## WRITTEN EXERCISE
All entries should be output exactly as they stand.
>>>>>
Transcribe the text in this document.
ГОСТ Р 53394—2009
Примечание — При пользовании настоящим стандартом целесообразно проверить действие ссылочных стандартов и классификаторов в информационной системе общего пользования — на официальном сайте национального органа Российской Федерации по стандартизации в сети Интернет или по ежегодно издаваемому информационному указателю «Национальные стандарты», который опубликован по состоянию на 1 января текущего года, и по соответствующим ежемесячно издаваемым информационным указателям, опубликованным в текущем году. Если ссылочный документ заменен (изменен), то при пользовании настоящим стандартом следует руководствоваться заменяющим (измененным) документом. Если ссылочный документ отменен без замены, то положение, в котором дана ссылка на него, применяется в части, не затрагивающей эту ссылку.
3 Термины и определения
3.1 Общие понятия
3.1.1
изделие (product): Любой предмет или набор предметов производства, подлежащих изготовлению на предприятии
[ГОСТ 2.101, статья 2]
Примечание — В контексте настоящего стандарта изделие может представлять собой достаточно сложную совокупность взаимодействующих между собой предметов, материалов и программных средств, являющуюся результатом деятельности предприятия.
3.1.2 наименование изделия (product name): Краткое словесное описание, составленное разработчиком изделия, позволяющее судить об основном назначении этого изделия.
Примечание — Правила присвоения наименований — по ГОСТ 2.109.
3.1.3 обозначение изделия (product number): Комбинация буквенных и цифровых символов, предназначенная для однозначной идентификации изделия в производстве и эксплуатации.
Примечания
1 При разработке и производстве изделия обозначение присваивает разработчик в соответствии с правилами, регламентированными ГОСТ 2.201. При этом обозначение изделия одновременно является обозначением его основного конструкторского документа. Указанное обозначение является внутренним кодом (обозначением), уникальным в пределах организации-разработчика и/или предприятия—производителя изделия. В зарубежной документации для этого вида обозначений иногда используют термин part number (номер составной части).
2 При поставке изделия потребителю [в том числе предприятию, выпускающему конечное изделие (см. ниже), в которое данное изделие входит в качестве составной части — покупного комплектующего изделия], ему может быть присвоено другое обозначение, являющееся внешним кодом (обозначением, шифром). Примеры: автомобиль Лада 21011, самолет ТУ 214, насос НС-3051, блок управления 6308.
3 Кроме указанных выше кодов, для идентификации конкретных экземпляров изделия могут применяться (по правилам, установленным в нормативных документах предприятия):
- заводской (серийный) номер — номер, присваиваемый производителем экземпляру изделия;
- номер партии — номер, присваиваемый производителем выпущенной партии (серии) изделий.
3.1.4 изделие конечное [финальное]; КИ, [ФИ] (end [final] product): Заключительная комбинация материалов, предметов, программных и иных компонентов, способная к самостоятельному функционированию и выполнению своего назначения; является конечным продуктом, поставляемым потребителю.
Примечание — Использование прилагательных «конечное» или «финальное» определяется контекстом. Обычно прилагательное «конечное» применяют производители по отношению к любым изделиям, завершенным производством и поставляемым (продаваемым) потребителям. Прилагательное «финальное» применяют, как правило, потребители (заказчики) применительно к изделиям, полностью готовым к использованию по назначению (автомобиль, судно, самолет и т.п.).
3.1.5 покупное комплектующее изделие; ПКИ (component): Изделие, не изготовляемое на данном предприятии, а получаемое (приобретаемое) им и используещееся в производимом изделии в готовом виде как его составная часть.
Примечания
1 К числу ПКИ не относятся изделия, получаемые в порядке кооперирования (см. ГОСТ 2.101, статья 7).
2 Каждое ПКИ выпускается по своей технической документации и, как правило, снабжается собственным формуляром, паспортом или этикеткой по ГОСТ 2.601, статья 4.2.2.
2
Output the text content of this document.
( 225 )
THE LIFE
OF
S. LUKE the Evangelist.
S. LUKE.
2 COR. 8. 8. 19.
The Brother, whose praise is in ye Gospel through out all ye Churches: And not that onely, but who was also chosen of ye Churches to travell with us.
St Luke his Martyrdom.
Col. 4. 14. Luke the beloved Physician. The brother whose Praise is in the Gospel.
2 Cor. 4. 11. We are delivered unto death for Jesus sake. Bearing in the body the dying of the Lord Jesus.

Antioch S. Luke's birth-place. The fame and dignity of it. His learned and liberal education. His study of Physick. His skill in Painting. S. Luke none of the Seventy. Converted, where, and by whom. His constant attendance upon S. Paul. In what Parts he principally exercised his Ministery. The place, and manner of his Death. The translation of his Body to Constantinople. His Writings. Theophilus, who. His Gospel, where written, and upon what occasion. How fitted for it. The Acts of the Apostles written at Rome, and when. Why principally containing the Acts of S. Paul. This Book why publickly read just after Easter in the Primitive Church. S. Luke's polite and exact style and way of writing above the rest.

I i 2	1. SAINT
<<<<<
## FINISHED TASK
Transcribe the text in this document.
ГОСТ Р 53394—2009
Примечание — При пользовании настоящим стандартом целесообразно проверить действие ссылочных стандартов и классификаторов в информационной системе общего пользования — на официальном сайте национального органа Российской Федерации по стандартизации в сети Интернет или по ежегодно издаваемому информационному указателю «Национальные стандарты», который опубликован по состоянию на 1 января текущего года, и по соответствующим ежемесячно издаваемым информационным указателям, опубликованным в текущем году. Если ссылочный документ заменен (изменен), то при пользовании настоящим стандартом следует руководствоваться заменяющим (измененным) документом. Если ссылочный документ отменен без замены, то положение, в котором дана ссылка на него, применяется в части, не затрагивающей эту ссылку.
3 Термины и определения
3.1 Общие понятия
3.1.1
изделие (product): Любой предмет или набор предметов производства, подлежащих изготовлению на предприятии
[ГОСТ 2.101, статья 2]
Примечание — В контексте настоящего стандарта изделие может представлять собой достаточно сложную совокупность взаимодействующих между собой предметов, материалов и программных средств, являющуюся результатом деятельности предприятия.
3.1.2 наименование изделия (product name): Краткое словесное описание, составленное разработчиком изделия, позволяющее судить об основном назначении этого изделия.
Примечание — Правила присвоения наименований — по ГОСТ 2.109.
3.1.3 обозначение изделия (product number): Комбинация буквенных и цифровых символов, предназначенная для однозначной идентификации изделия в производстве и эксплуатации.
Примечания
1 При разработке и производстве изделия обозначение присваивает разработчик в соответствии с правилами, регламентированными ГОСТ 2.201. При этом обозначение изделия одновременно является обозначением его основного конструкторского документа. Указанное обозначение является внутренним кодом (обозначением), уникальным в пределах организации-разработчика и/или предприятия—производителя изделия. В зарубежной документации для этого вида обозначений иногда используют термин part number (номер составной части).
2 При поставке изделия потребителю [в том числе предприятию, выпускающему конечное изделие (см. ниже), в которое данное изделие входит в качестве составной части — покупного комплектующего изделия], ему может быть присвоено другое обозначение, являющееся внешним кодом (обозначением, шифром). Примеры: автомобиль Лада 21011, самолет ТУ 214, насос НС-3051, блок управления 6308.
3 Кроме указанных выше кодов, для идентификации конкретных экземпляров изделия могут применяться (по правилам, установленным в нормативных документах предприятия):
- заводской (серийный) номер — номер, присваиваемый производителем экземпляру изделия;
- номер партии — номер, присваиваемый производителем выпущенной партии (серии) изделий.
3.1.4 изделие конечное [финальное]; КИ, [ФИ] (end [final] product): Заключительная комбинация материалов, предметов, программных и иных компонентов, способная к самостоятельному функционированию и выполнению своего назначения; является конечным продуктом, поставляемым потребителю.
Примечание — Использование прилагательных «конечное» или «финальное» определяется контекстом. Обычно прилагательное «конечное» применяют производители по отношению к любым изделиям, завершенным производством и поставляемым (продаваемым) потребителям. Прилагательное «финальное» применяют, как правило, потребители (заказчики) применительно к изделиям, полностью готовым к использованию по назначению (автомобиль, судно, самолет и т.п.).
3.1.5 покупное комплектующее изделие; ПКИ (component): Изделие, не изготовляемое на данном предприятии, а получаемое (приобретаемое) им и используещееся в производимом изделии в готовом виде как его составная часть.
Примечания
1 К числу ПКИ не относятся изделия, получаемые в порядке кооперирования (см. ГОСТ 2.101, статья 7).
2 Каждое ПКИ выпускается по своей технической документации и, как правило, снабжается собственным формуляром, паспортом или этикеткой по ГОСТ 2.601, статья 4.2.2.
2
Output the text content of this document.
( 225 )
THE LIFE
OF
S. LUKE the Evangelist.
S. LUKE.
2 COR. 8. 8. 19.
The Brother, whose praise is in ye Gospel through out all ye Churches: And not that onely, but who was also chosen of ye Churches to travell with us.
St Luke his Martyrdom.
Col. 4. 14. Luke the beloved Physician. The brother whose Praise is in the Gospel.
2 Cor. 4. 11. We are delivered unto death for Jesus sake. Bearing in the body the dying of the Lord Jesus.

Antioch S. Luke's birth-place. The fame and dignity of it. His learned and liberal education. His study of Physick. His skill in Painting. S. Luke none of the Seventy. Converted, where, and by whom. His constant attendance upon S. Paul. In what Parts he principally exercised his Ministery. The place, and manner of his Death. The translation of his Body to Constantinople. His Writings. Theophilus, who. His Gospel, where written, and upon what occasion. How fitted for it. The Acts of the Apostles written at Rome, and when. Why principally containing the Acts of S. Paul. This Book why publickly read just after Easter in the Primitive Church. S. Luke's polite and exact style and way of writing above the rest.

I i 2	1. SAINT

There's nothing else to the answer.